- [WORK INSTRUCTIONS]: Using the data beneath, show every line that includes the word "appxpackage".

— START OF ENTRIES SHOWN —

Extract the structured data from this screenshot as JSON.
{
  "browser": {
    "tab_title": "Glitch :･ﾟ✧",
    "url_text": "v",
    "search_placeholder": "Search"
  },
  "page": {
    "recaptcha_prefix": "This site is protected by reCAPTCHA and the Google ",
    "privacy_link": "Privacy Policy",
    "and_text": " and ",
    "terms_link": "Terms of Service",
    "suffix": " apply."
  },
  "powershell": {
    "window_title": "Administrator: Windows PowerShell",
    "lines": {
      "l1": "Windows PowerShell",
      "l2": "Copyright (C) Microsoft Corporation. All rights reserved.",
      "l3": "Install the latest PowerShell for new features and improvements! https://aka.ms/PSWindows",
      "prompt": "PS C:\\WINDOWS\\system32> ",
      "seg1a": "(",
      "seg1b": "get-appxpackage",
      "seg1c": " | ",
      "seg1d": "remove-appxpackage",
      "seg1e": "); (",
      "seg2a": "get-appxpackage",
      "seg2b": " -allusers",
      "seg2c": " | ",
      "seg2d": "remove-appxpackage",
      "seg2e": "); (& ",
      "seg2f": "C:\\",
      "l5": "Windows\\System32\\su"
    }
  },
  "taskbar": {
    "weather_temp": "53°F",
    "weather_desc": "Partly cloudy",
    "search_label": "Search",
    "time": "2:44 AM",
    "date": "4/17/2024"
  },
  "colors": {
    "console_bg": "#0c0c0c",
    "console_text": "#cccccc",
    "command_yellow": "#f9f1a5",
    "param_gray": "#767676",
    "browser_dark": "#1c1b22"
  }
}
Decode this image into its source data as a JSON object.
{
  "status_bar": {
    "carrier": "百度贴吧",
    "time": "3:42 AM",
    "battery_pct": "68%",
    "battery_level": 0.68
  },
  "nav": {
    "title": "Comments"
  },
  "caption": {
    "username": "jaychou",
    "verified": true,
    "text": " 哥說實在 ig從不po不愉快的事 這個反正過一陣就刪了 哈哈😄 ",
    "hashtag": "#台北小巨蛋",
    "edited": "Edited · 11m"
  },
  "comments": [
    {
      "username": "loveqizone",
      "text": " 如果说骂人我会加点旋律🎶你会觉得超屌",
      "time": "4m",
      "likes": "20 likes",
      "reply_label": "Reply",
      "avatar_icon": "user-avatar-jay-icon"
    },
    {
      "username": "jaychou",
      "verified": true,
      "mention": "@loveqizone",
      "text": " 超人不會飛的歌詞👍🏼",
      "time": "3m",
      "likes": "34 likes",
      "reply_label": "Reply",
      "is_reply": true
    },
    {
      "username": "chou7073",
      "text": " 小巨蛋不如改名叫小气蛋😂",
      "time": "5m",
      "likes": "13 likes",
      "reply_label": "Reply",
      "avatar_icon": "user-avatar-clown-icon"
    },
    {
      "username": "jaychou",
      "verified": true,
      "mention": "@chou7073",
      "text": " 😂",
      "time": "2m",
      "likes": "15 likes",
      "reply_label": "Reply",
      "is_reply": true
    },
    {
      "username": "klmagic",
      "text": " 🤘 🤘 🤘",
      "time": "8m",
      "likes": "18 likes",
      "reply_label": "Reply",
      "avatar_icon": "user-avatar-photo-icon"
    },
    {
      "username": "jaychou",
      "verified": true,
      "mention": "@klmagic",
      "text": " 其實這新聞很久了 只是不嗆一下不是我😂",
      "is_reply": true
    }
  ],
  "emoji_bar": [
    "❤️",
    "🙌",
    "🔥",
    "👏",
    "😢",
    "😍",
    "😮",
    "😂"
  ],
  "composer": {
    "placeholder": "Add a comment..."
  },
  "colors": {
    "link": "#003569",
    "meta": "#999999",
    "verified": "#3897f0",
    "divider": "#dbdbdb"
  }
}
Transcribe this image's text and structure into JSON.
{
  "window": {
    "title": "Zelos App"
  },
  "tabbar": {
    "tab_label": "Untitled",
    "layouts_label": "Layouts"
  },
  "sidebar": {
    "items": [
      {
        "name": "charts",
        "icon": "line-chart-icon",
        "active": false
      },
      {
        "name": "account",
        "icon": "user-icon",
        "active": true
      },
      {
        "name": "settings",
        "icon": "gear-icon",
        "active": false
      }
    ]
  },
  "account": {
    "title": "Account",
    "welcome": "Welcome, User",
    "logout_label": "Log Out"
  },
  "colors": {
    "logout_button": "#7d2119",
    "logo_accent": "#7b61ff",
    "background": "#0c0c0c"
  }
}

— END OF ENTRIES SHOWN —

- [EXERCISE SOLUTION]:
      "seg1b": "get-appxpackage",
      "seg1d": "remove-appxpackage",
      "seg2a": "get-appxpackage",
      "seg2d": "remove-appxpackage",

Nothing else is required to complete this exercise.